### [GIVEN RECORDS]
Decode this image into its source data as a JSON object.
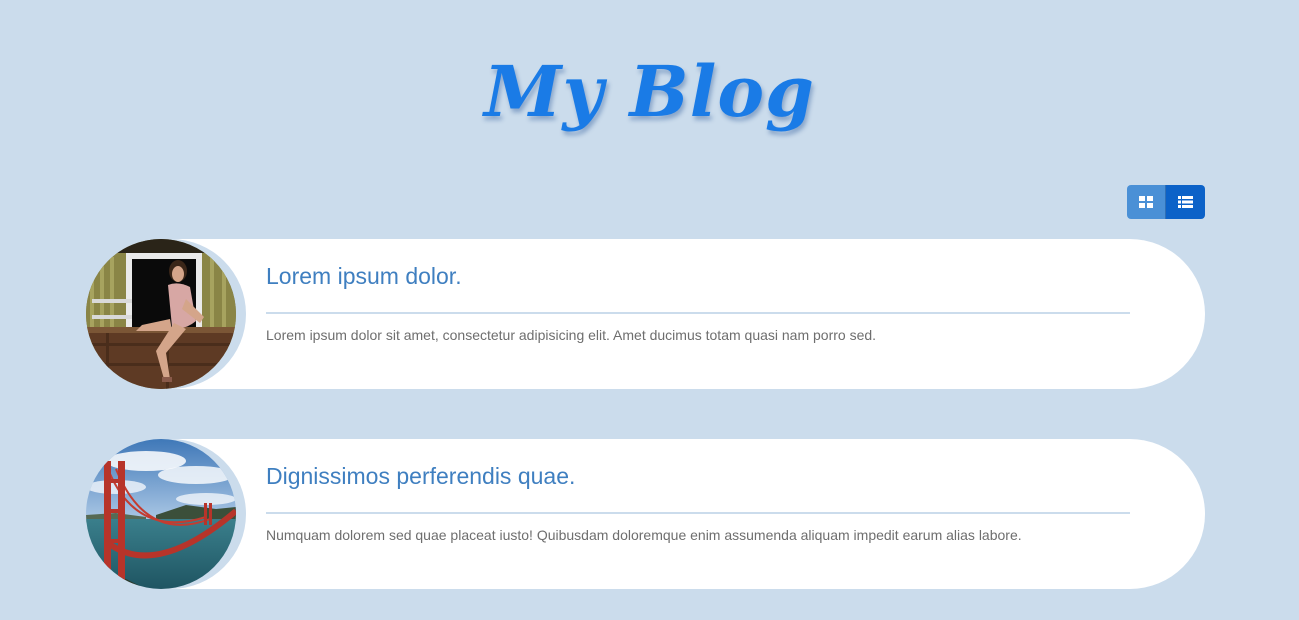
{
  "header": {
    "title": "My Blog"
  },
  "view_toggle": {
    "options": [
      "grid-icon",
      "list-icon"
    ],
    "active": "list"
  },
  "posts": [
    {
      "title": "Lorem ipsum dolor.",
      "excerpt": "Lorem ipsum dolor sit amet, consectetur adipisicing elit. Amet ducimus totam quasi nam porro sed.",
      "thumbnail": "woman-sitting-in-window-photo"
    },
    {
      "title": "Dignissimos perferendis quae.",
      "excerpt": "Numquam dolorem sed quae placeat iusto! Quibusdam doloremque enim assumenda aliquam impedit earum alias labore.",
      "thumbnail": "golden-gate-bridge-photo"
    }
  ],
  "colors": {
    "background": "#cbdcec",
    "accent": "#1a7be6",
    "post_title": "#3f7fc0"
  }
}
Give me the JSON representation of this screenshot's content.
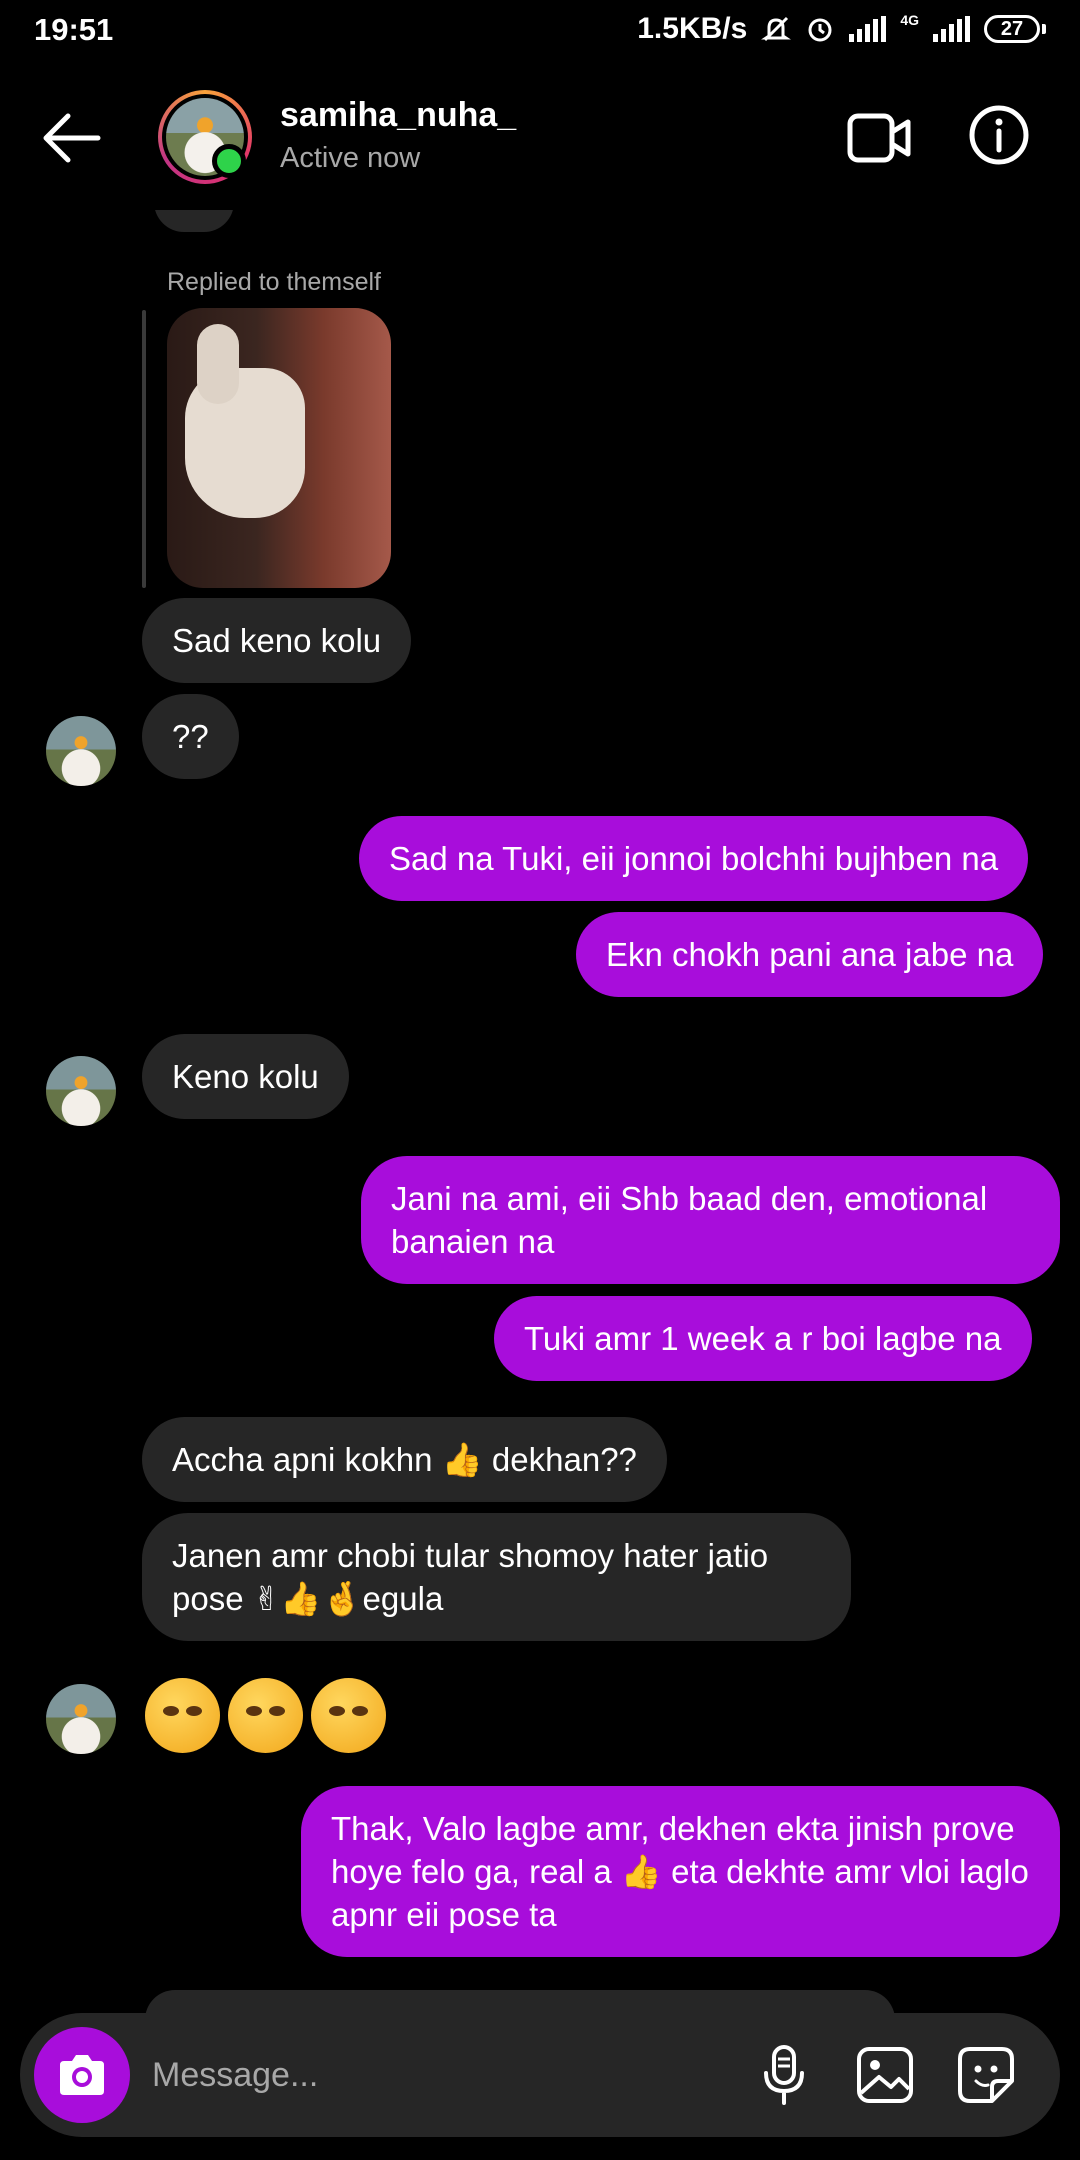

### [WHAT IS EXPECTED]
Reproduce every entry word for word, but skip any pictures.

### [OUTPUT FOR THIS TASK]
Decode this image into its source data as a JSON object.
{
  "header": {
    "title": "My Blog"
  },
  "view_toggle": {
    "options": [
      "grid-icon",
      "list-icon"
    ],
    "active": "list"
  },
  "posts": [
    {
      "title": "Lorem ipsum dolor.",
      "excerpt": "Lorem ipsum dolor sit amet, consectetur adipisicing elit. Amet ducimus totam quasi nam porro sed.",
      "thumbnail": "woman-sitting-in-window-photo"
    },
    {
      "title": "Dignissimos perferendis quae.",
      "excerpt": "Numquam dolorem sed quae placeat iusto! Quibusdam doloremque enim assumenda aliquam impedit earum alias labore.",
      "thumbnail": "golden-gate-bridge-photo"
    }
  ],
  "colors": {
    "background": "#cbdcec",
    "accent": "#1a7be6",
    "post_title": "#3f7fc0"
  }
}
Give me the JSON representation of this screenshot's content.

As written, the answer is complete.